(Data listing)

━━━━━━

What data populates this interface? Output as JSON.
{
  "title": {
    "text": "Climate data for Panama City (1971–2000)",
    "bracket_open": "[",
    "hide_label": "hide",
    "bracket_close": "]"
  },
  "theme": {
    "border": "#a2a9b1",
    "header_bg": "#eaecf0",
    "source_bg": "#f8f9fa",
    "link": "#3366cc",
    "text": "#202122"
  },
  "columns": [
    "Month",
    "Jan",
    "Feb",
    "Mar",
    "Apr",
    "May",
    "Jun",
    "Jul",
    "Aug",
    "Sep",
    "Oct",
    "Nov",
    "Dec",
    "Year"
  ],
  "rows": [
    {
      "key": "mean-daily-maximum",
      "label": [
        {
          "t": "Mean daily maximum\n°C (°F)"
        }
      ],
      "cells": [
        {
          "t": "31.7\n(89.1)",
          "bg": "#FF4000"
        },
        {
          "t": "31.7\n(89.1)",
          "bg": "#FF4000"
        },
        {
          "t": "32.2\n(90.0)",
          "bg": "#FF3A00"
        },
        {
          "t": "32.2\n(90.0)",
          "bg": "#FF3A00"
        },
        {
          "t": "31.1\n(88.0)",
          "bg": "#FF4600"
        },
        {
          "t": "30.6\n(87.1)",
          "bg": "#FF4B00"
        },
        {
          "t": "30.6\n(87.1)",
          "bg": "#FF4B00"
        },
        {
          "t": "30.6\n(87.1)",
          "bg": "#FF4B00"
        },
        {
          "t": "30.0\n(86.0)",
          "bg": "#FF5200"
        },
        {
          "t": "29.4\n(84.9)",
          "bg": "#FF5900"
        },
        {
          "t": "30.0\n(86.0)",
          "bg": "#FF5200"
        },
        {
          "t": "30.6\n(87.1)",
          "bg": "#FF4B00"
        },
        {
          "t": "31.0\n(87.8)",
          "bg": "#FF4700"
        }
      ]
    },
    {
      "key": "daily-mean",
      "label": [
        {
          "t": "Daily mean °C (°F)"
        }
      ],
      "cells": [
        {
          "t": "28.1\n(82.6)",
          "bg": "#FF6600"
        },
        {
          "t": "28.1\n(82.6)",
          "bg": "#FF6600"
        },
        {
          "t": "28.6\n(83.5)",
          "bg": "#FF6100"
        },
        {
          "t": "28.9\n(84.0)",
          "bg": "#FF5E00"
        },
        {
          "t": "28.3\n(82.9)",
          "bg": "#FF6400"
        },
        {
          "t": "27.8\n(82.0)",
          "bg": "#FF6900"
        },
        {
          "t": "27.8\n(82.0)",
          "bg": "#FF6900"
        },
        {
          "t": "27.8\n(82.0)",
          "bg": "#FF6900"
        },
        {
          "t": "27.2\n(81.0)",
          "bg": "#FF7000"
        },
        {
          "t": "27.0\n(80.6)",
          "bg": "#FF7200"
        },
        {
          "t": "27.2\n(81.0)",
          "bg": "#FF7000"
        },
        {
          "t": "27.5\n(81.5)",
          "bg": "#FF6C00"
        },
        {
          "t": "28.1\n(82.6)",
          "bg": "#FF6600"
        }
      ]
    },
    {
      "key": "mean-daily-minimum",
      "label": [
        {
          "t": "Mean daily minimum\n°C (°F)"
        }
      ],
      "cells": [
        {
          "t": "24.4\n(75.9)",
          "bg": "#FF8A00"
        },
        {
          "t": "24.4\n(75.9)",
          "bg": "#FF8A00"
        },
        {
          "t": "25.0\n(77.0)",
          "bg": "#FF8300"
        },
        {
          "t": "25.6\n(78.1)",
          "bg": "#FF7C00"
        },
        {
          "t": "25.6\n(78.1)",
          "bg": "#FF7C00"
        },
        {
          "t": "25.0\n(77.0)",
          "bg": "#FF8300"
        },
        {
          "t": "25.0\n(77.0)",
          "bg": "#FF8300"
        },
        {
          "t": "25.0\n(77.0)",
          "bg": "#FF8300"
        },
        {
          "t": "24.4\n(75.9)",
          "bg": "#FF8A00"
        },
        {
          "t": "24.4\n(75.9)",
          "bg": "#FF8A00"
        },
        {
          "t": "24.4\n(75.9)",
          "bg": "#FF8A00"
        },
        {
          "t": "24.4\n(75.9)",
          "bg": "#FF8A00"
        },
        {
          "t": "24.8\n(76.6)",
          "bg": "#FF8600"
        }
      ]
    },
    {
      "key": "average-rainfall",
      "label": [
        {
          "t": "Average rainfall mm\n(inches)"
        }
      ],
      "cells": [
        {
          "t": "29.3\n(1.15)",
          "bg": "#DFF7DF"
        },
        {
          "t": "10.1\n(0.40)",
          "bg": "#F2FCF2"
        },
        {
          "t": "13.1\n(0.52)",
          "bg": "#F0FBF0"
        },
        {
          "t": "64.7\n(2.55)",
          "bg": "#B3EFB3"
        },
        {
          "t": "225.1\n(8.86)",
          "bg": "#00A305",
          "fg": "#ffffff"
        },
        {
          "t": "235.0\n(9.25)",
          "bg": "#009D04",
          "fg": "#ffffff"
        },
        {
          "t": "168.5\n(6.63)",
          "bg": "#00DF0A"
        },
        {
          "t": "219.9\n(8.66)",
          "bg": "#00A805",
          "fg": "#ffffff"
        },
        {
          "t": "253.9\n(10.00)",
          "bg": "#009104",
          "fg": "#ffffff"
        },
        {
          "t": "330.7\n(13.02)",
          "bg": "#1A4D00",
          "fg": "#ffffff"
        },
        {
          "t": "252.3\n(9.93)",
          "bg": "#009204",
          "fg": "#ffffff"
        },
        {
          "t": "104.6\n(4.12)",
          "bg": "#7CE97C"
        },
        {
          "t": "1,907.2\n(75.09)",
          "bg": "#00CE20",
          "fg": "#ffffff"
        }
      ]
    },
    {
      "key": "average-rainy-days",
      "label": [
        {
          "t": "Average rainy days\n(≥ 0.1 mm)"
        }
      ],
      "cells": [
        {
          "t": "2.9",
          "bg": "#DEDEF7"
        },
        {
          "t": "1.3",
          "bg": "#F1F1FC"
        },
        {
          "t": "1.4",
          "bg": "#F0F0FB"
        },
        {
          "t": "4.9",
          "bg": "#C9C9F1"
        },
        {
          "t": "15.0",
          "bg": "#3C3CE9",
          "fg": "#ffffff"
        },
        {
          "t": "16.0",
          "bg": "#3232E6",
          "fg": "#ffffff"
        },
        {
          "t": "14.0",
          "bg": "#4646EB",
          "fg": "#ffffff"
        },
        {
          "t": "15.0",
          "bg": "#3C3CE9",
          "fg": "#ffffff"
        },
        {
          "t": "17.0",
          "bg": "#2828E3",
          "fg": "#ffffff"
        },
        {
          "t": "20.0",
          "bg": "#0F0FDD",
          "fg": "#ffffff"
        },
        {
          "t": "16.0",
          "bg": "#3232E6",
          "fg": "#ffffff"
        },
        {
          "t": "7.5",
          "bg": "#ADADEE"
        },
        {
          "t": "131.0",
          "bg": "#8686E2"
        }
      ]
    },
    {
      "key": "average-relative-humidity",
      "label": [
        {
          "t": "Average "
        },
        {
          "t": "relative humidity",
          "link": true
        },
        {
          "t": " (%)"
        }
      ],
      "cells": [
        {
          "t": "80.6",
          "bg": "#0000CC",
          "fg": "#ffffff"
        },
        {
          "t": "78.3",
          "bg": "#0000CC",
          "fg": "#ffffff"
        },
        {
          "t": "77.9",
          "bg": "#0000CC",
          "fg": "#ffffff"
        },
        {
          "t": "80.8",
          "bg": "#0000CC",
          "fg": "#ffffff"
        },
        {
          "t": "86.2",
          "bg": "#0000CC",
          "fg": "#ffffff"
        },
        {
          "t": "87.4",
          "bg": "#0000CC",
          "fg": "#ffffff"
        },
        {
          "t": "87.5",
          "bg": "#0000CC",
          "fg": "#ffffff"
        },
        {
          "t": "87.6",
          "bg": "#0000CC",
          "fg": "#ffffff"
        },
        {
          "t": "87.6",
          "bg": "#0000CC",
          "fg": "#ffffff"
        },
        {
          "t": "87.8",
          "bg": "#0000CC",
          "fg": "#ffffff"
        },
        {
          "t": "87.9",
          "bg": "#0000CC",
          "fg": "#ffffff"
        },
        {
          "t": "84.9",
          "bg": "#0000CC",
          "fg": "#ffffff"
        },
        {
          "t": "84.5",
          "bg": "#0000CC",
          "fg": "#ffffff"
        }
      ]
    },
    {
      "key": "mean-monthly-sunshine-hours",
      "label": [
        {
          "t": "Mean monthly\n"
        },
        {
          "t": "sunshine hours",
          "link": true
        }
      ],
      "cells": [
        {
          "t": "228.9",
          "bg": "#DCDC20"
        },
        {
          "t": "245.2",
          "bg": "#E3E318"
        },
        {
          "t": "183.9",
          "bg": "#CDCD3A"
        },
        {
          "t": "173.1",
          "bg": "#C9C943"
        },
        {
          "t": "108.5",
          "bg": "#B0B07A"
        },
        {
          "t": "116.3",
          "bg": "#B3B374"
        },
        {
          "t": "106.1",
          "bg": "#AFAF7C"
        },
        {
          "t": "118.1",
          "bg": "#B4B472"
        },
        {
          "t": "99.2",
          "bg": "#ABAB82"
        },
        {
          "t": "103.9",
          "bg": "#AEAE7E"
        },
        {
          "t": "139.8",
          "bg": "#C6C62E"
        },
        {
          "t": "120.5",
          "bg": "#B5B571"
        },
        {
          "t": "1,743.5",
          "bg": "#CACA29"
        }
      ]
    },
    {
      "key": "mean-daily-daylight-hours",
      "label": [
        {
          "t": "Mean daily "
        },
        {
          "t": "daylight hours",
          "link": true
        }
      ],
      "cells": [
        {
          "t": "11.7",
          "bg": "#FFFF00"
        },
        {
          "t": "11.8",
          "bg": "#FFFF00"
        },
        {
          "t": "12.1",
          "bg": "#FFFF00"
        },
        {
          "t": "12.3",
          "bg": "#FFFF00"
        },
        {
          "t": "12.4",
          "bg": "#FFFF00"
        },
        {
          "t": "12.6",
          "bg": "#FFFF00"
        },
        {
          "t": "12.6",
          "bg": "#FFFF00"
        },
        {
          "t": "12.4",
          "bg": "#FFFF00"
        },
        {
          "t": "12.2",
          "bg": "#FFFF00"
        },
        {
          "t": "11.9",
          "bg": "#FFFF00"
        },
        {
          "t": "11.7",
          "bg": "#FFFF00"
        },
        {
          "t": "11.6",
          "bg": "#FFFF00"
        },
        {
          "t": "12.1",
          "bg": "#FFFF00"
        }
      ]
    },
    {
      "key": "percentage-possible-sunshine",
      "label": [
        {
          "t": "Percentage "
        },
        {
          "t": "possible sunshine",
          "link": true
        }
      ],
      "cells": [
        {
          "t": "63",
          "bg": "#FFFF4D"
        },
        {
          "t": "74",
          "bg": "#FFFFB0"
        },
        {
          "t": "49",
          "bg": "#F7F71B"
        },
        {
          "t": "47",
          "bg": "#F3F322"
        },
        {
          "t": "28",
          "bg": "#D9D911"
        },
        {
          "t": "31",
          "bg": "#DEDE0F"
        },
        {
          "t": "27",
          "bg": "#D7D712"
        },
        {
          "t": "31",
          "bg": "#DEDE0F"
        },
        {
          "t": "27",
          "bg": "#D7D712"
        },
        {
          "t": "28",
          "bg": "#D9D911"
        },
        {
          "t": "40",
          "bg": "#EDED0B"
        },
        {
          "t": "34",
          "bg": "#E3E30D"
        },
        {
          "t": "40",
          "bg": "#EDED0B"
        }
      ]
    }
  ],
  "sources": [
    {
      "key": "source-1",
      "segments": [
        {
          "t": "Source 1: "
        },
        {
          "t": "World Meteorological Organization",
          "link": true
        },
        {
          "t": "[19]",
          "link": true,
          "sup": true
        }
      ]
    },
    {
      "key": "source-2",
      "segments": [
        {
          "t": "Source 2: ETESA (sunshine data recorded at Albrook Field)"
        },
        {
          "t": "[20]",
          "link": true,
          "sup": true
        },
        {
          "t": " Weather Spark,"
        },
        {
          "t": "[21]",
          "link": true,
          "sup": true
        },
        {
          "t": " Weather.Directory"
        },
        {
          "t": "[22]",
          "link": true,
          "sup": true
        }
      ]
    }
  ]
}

━━━━━━

● EXERCISE REQUIREMENTS: Take every line containing the word "monthly" and copy it.

● CORRECT RESULT:
      "key": "mean-monthly-sunshine-hours",
          "t": "Mean monthly\n"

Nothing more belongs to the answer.